------ Source data ------

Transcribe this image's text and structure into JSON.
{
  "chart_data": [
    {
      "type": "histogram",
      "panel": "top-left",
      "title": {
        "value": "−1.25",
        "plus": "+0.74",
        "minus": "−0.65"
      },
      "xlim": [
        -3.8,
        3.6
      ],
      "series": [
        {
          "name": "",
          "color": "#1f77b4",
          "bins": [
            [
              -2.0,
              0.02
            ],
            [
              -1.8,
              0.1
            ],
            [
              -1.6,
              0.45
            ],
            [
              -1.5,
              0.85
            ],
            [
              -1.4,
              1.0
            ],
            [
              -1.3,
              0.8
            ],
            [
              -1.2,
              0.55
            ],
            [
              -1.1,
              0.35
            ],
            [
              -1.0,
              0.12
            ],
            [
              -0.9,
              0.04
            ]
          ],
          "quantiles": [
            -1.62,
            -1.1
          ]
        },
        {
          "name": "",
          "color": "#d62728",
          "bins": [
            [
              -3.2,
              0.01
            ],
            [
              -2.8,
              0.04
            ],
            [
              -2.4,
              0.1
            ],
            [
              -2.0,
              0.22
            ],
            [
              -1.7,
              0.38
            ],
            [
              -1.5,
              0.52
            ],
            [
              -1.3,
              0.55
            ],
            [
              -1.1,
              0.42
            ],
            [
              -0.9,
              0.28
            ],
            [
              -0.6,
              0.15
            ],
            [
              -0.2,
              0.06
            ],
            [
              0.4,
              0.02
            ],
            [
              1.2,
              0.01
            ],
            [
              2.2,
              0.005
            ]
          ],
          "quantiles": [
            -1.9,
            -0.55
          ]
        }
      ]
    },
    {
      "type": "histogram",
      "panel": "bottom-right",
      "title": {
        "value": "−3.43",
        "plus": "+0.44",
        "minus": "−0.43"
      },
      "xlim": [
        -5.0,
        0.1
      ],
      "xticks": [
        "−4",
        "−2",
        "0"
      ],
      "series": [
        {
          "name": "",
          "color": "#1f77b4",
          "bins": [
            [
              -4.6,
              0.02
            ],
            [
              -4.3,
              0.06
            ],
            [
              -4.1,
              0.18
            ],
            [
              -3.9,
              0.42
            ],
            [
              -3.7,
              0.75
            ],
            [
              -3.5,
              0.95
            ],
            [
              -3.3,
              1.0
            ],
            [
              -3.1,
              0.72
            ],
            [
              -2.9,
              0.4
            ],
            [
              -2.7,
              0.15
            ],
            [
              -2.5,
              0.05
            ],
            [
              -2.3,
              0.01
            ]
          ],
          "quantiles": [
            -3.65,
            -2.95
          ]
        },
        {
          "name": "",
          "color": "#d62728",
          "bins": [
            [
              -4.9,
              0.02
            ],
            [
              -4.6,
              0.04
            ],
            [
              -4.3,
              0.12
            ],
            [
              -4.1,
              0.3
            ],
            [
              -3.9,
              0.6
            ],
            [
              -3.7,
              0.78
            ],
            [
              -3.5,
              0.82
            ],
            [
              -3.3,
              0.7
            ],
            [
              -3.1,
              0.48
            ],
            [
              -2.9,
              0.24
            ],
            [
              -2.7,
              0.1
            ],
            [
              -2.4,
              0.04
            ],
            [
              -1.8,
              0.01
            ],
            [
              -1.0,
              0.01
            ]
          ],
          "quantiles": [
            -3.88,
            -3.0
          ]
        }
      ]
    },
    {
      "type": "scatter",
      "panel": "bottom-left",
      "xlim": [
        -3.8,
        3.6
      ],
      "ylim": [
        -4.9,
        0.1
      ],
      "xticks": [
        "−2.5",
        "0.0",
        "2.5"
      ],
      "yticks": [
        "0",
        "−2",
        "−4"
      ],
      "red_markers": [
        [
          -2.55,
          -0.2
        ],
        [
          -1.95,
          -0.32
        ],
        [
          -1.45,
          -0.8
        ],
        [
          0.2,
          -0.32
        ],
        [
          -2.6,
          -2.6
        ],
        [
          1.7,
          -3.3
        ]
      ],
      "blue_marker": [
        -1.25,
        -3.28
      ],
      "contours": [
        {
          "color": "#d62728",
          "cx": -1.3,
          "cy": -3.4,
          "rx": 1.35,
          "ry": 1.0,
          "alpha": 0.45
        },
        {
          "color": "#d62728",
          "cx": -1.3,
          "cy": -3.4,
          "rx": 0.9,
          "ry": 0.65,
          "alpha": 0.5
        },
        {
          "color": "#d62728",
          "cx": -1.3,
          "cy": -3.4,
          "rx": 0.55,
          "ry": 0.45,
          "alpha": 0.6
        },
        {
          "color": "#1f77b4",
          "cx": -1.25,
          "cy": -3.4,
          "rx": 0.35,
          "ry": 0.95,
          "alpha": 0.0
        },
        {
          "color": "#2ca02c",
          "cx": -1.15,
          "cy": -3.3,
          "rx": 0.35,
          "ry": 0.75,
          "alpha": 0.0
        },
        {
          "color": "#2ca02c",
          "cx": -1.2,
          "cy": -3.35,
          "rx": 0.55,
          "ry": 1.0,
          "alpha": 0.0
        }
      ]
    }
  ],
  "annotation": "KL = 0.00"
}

------

### Exercise aim
The entries above should be repeated exactly, every one of them.

### Reply
Transcribe this image's text and structure into JSON.
{
  "chart_data": [
    {
      "type": "histogram",
      "panel": "top-left",
      "title": {
        "value": "−1.25",
        "plus": "+0.74",
        "minus": "−0.65"
      },
      "xlim": [
        -3.8,
        3.6
      ],
      "series": [
        {
          "name": "",
          "color": "#1f77b4",
          "bins": [
            [
              -2.0,
              0.02
            ],
            [
              -1.8,
              0.1
            ],
            [
              -1.6,
              0.45
            ],
            [
              -1.5,
              0.85
            ],
            [
              -1.4,
              1.0
            ],
            [
              -1.3,
              0.8
            ],
            [
              -1.2,
              0.55
            ],
            [
              -1.1,
              0.35
            ],
            [
              -1.0,
              0.12
            ],
            [
              -0.9,
              0.04
            ]
          ],
          "quantiles": [
            -1.62,
            -1.1
          ]
        },
        {
          "name": "",
          "color": "#d62728",
          "bins": [
            [
              -3.2,
              0.01
            ],
            [
              -2.8,
              0.04
            ],
            [
              -2.4,
              0.1
            ],
            [
              -2.0,
              0.22
            ],
            [
              -1.7,
              0.38
            ],
            [
              -1.5,
              0.52
            ],
            [
              -1.3,
              0.55
            ],
            [
              -1.1,
              0.42
            ],
            [
              -0.9,
              0.28
            ],
            [
              -0.6,
              0.15
            ],
            [
              -0.2,
              0.06
            ],
            [
              0.4,
              0.02
            ],
            [
              1.2,
              0.01
            ],
            [
              2.2,
              0.005
            ]
          ],
          "quantiles": [
            -1.9,
            -0.55
          ]
        }
      ]
    },
    {
      "type": "histogram",
      "panel": "bottom-right",
      "title": {
        "value": "−3.43",
        "plus": "+0.44",
        "minus": "−0.43"
      },
      "xlim": [
        -5.0,
        0.1
      ],
      "xticks": [
        "−4",
        "−2",
        "0"
      ],
      "series": [
        {
          "name": "",
          "color": "#1f77b4",
          "bins": [
            [
              -4.6,
              0.02
            ],
            [
              -4.3,
              0.06
            ],
            [
              -4.1,
              0.18
            ],
            [
              -3.9,
              0.42
            ],
            [
              -3.7,
              0.75
            ],
            [
              -3.5,
              0.95
            ],
            [
              -3.3,
              1.0
            ],
            [
              -3.1,
              0.72
            ],
            [
              -2.9,
              0.4
            ],
            [
              -2.7,
              0.15
            ],
            [
              -2.5,
              0.05
            ],
            [
              -2.3,
              0.01
            ]
          ],
          "quantiles": [
            -3.65,
            -2.95
          ]
        },
        {
          "name": "",
          "color": "#d62728",
          "bins": [
            [
              -4.9,
              0.02
            ],
            [
              -4.6,
              0.04
            ],
            [
              -4.3,
              0.12
            ],
            [
              -4.1,
              0.3
            ],
            [
              -3.9,
              0.6
            ],
            [
              -3.7,
              0.78
            ],
            [
              -3.5,
              0.82
            ],
            [
              -3.3,
              0.7
            ],
            [
              -3.1,
              0.48
            ],
            [
              -2.9,
              0.24
            ],
            [
              -2.7,
              0.1
            ],
            [
              -2.4,
              0.04
            ],
            [
              -1.8,
              0.01
            ],
            [
              -1.0,
              0.01
            ]
          ],
          "quantiles": [
            -3.88,
            -3.0
          ]
        }
      ]
    },
    {
      "type": "scatter",
      "panel": "bottom-left",
      "xlim": [
        -3.8,
        3.6
      ],
      "ylim": [
        -4.9,
        0.1
      ],
      "xticks": [
        "−2.5",
        "0.0",
        "2.5"
      ],
      "yticks": [
        "0",
        "−2",
        "−4"
      ],
      "red_markers": [
        [
          -2.55,
          -0.2
        ],
        [
          -1.95,
          -0.32
        ],
        [
          -1.45,
          -0.8
        ],
        [
          0.2,
          -0.32
        ],
        [
          -2.6,
          -2.6
        ],
        [
          1.7,
          -3.3
        ]
      ],
      "blue_marker": [
        -1.25,
        -3.28
      ],
      "contours": [
        {
          "color": "#d62728",
          "cx": -1.3,
          "cy": -3.4,
          "rx": 1.35,
          "ry": 1.0,
          "alpha": 0.45
        },
        {
          "color": "#d62728",
          "cx": -1.3,
          "cy": -3.4,
          "rx": 0.9,
          "ry": 0.65,
          "alpha": 0.5
        },
        {
          "color": "#d62728",
          "cx": -1.3,
          "cy": -3.4,
          "rx": 0.55,
          "ry": 0.45,
          "alpha": 0.6
        },
        {
          "color": "#1f77b4",
          "cx": -1.25,
          "cy": -3.4,
          "rx": 0.35,
          "ry": 0.95,
          "alpha": 0.0
        },
        {
          "color": "#2ca02c",
          "cx": -1.15,
          "cy": -3.3,
          "rx": 0.35,
          "ry": 0.75,
          "alpha": 0.0
        },
        {
          "color": "#2ca02c",
          "cx": -1.2,
          "cy": -3.35,
          "rx": 0.55,
          "ry": 1.0,
          "alpha": 0.0
        }
      ]
    }
  ],
  "annotation": "KL = 0.00"
}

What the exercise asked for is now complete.